* START Passage to read *

It’s not my fault ;-). Dusty 56 started it. Then Jaykaypur did it. And finally JR45 did it too. I just couldn’t help myself … (sob)

Really though, I have had a bit to say on Dusty56’s and JR45’s posts about this guage being based on a theorem of circle geometry (an angle inscribed in a semi-circle is always a right angle), not on the Pythagorus sum of squares theorem. Sure Pythagorus is valid, but he came well after the geometry, especially if a guage such as this was used by the Egyptians to build the pyramids some 2000 odd years earlier.

I also posted in JR’s project 5 steps (see below) to make this guage so I figured that I should put my money where my mouth is and test the process. And while I’m not going to deny that JR’s laser guided block plane might have made the job a whole lot easier, I just don’t have one of those so I had to rely on my dusty rusty old No. 4 – like the ancient Egyptians would have had to since lasers hadn’t been invented back then. (!)

The five steps that I followed to make the guage were:

- First make the short arm, complete with pointy end and hole for the pivot bolt.
- Cut the long arm more than double the length of the short arm and drill the pivot hole in the centre of the arm – some error can still be tolerated at this point.
- Align the short arm along the long arm in one direction, then use the short arm to mark the shape of the long arm.
- Align the short arm along the long arm in the opposite direction, then use the short arm to mark the shape of the long arm.
- Shape both ends of the long arm using the short arm to check that the ends of the long arm are accurate.
- Apply finish, in this case wax because it is quick, easy and I still love the feel of it.

Okay, I lied – there is a sixth step. After all I am posting this as a project which requires it to be completed, not just half-done. I did take photos, so if the instructions are not clear enough, and if enough people ask nicely, I could do a blog.

So now the ultimate question, what am I going to do with it? And well you might ask!

* END Passage to read *
* START Source data *

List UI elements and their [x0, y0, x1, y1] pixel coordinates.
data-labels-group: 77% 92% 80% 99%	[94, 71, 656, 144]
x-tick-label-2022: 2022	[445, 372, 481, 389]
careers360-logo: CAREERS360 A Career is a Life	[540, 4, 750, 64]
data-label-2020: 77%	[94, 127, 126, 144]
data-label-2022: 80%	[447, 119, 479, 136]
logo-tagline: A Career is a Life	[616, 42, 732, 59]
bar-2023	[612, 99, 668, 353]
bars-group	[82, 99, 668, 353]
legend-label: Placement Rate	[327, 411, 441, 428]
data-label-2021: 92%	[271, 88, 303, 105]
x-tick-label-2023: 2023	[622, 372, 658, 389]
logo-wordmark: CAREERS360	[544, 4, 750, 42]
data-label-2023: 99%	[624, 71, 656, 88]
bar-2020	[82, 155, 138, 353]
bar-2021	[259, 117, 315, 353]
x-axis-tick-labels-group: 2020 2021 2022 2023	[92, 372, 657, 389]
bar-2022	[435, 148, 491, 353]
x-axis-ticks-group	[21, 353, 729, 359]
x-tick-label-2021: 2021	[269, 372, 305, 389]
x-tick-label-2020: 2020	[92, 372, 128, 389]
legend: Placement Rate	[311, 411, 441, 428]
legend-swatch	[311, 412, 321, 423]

* END Source data *

Stated task 1: From the woodworking post, set down the passage starting with "The five steps" and going on through "feel of it.".
Stated task 2: Rewrite the entries with every "Placement Rate" changed to "Placement Percentage", keeping the rest the same.

Exercise answer 1:
The five steps that I followed to make the guage were:

- First make the short arm, complete with pointy end and hole for the pivot bolt.
- Cut the long arm more than double the length of the short arm and drill the pivot hole in the centre of the arm – some error can still be tolerated at this point.
- Align the short arm along the long arm in one direction, then use the short arm to mark the shape of the long arm.
- Align the short arm along the long arm in the opposite direction, then use the short arm to mark the shape of the long arm.
- Shape both ends of the long arm using the short arm to check that the ends of the long arm are accurate.
- Apply finish, in this case wax because it is quick, easy and I still love the feel of it.

Exercise answer 2:
List UI elements and their [x0, y0, x1, y1] pixel coordinates.
data-labels-group: 77% 92% 80% 99%	[94, 71, 656, 144]
x-tick-label-2022: 2022	[445, 372, 481, 389]
careers360-logo: CAREERS360 A Career is a Life	[540, 4, 750, 64]
data-label-2020: 77%	[94, 127, 126, 144]
data-label-2022: 80%	[447, 119, 479, 136]
logo-tagline: A Career is a Life	[616, 42, 732, 59]
bar-2023	[612, 99, 668, 353]
bars-group	[82, 99, 668, 353]
legend-label: Placement Percentage	[327, 411, 441, 428]
data-label-2021: 92%	[271, 88, 303, 105]
x-tick-label-2023: 2023	[622, 372, 658, 389]
logo-wordmark: CAREERS360	[544, 4, 750, 42]
data-label-2023: 99%	[624, 71, 656, 88]
bar-2020	[82, 155, 138, 353]
bar-2021	[259, 117, 315, 353]
x-axis-tick-labels-group: 2020 2021 2022 2023	[92, 372, 657, 389]
bar-2022	[435, 148, 491, 353]
x-axis-ticks-group	[21, 353, 729, 359]
x-tick-label-2021: 2021	[269, 372, 305, 389]
x-tick-label-2020: 2020	[92, 372, 128, 389]
legend: Placement Percentage	[311, 411, 441, 428]
legend-swatch	[311, 412, 321, 423]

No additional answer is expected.